##### Records provided #####

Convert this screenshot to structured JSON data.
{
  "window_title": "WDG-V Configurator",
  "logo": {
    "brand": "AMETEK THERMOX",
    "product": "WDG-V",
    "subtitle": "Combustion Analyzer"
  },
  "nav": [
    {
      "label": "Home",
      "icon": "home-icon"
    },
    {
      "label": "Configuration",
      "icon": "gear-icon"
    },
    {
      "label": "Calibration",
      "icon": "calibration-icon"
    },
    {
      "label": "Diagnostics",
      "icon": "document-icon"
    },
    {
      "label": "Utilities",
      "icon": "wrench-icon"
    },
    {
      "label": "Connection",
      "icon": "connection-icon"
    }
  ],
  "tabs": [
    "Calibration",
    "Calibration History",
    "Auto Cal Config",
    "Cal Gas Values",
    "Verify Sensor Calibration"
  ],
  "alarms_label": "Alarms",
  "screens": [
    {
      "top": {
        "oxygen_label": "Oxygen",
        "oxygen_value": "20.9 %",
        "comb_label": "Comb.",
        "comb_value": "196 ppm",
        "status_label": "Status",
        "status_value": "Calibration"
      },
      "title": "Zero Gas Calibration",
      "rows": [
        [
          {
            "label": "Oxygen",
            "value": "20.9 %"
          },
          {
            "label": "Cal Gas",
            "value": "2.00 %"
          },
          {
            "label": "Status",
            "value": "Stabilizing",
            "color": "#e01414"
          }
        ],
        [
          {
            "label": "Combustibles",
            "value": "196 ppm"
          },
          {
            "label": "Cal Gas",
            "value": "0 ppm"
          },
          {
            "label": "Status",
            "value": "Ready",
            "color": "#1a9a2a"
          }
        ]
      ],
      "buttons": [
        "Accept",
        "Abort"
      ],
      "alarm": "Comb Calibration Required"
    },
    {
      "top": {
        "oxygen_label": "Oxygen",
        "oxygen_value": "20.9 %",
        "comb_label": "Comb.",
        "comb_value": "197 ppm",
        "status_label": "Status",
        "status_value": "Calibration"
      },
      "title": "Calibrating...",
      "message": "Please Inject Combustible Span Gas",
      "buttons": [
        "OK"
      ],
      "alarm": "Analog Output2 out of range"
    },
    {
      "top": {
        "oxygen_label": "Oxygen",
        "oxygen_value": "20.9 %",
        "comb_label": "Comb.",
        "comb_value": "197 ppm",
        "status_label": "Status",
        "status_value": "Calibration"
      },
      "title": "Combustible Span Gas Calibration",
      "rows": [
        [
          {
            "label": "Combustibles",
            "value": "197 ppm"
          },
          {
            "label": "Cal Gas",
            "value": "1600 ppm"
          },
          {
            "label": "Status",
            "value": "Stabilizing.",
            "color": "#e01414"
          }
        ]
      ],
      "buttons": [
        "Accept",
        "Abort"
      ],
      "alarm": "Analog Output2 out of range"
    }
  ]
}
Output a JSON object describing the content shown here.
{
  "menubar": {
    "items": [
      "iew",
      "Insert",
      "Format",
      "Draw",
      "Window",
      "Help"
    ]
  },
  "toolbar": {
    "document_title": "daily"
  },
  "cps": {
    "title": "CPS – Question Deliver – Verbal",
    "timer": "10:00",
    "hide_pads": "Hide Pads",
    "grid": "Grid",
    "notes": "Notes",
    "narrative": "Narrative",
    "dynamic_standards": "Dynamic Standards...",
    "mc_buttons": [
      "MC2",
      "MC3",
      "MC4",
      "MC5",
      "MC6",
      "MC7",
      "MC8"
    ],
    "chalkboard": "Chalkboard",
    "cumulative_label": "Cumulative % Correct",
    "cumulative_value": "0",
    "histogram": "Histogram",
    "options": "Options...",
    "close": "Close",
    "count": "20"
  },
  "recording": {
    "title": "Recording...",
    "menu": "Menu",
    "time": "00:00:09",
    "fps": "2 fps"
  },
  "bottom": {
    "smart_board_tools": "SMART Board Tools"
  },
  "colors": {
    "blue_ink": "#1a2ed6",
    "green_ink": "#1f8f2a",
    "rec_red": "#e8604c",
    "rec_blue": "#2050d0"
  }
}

#####

(Your task):
Copy all the entries verbatim.

(Response to the task):
Convert this screenshot to structured JSON data.
{
  "window_title": "WDG-V Configurator",
  "logo": {
    "brand": "AMETEK THERMOX",
    "product": "WDG-V",
    "subtitle": "Combustion Analyzer"
  },
  "nav": [
    {
      "label": "Home",
      "icon": "home-icon"
    },
    {
      "label": "Configuration",
      "icon": "gear-icon"
    },
    {
      "label": "Calibration",
      "icon": "calibration-icon"
    },
    {
      "label": "Diagnostics",
      "icon": "document-icon"
    },
    {
      "label": "Utilities",
      "icon": "wrench-icon"
    },
    {
      "label": "Connection",
      "icon": "connection-icon"
    }
  ],
  "tabs": [
    "Calibration",
    "Calibration History",
    "Auto Cal Config",
    "Cal Gas Values",
    "Verify Sensor Calibration"
  ],
  "alarms_label": "Alarms",
  "screens": [
    {
      "top": {
        "oxygen_label": "Oxygen",
        "oxygen_value": "20.9 %",
        "comb_label": "Comb.",
        "comb_value": "196 ppm",
        "status_label": "Status",
        "status_value": "Calibration"
      },
      "title": "Zero Gas Calibration",
      "rows": [
        [
          {
            "label": "Oxygen",
            "value": "20.9 %"
          },
          {
            "label": "Cal Gas",
            "value": "2.00 %"
          },
          {
            "label": "Status",
            "value": "Stabilizing",
            "color": "#e01414"
          }
        ],
        [
          {
            "label": "Combustibles",
            "value": "196 ppm"
          },
          {
            "label": "Cal Gas",
            "value": "0 ppm"
          },
          {
            "label": "Status",
            "value": "Ready",
            "color": "#1a9a2a"
          }
        ]
      ],
      "buttons": [
        "Accept",
        "Abort"
      ],
      "alarm": "Comb Calibration Required"
    },
    {
      "top": {
        "oxygen_label": "Oxygen",
        "oxygen_value": "20.9 %",
        "comb_label": "Comb.",
        "comb_value": "197 ppm",
        "status_label": "Status",
        "status_value": "Calibration"
      },
      "title": "Calibrating...",
      "message": "Please Inject Combustible Span Gas",
      "buttons": [
        "OK"
      ],
      "alarm": "Analog Output2 out of range"
    },
    {
      "top": {
        "oxygen_label": "Oxygen",
        "oxygen_value": "20.9 %",
        "comb_label": "Comb.",
        "comb_value": "197 ppm",
        "status_label": "Status",
        "status_value": "Calibration"
      },
      "title": "Combustible Span Gas Calibration",
      "rows": [
        [
          {
            "label": "Combustibles",
            "value": "197 ppm"
          },
          {
            "label": "Cal Gas",
            "value": "1600 ppm"
          },
          {
            "label": "Status",
            "value": "Stabilizing.",
            "color": "#e01414"
          }
        ]
      ],
      "buttons": [
        "Accept",
        "Abort"
      ],
      "alarm": "Analog Output2 out of range"
    }
  ]
}
Output a JSON object describing the content shown here.
{
  "menubar": {
    "items": [
      "iew",
      "Insert",
      "Format",
      "Draw",
      "Window",
      "Help"
    ]
  },
  "toolbar": {
    "document_title": "daily"
  },
  "cps": {
    "title": "CPS – Question Deliver – Verbal",
    "timer": "10:00",
    "hide_pads": "Hide Pads",
    "grid": "Grid",
    "notes": "Notes",
    "narrative": "Narrative",
    "dynamic_standards": "Dynamic Standards...",
    "mc_buttons": [
      "MC2",
      "MC3",
      "MC4",
      "MC5",
      "MC6",
      "MC7",
      "MC8"
    ],
    "chalkboard": "Chalkboard",
    "cumulative_label": "Cumulative % Correct",
    "cumulative_value": "0",
    "histogram": "Histogram",
    "options": "Options...",
    "close": "Close",
    "count": "20"
  },
  "recording": {
    "title": "Recording...",
    "menu": "Menu",
    "time": "00:00:09",
    "fps": "2 fps"
  },
  "bottom": {
    "smart_board_tools": "SMART Board Tools"
  },
  "colors": {
    "blue_ink": "#1a2ed6",
    "green_ink": "#1f8f2a",
    "rec_red": "#e8604c",
    "rec_blue": "#2050d0"
  }
}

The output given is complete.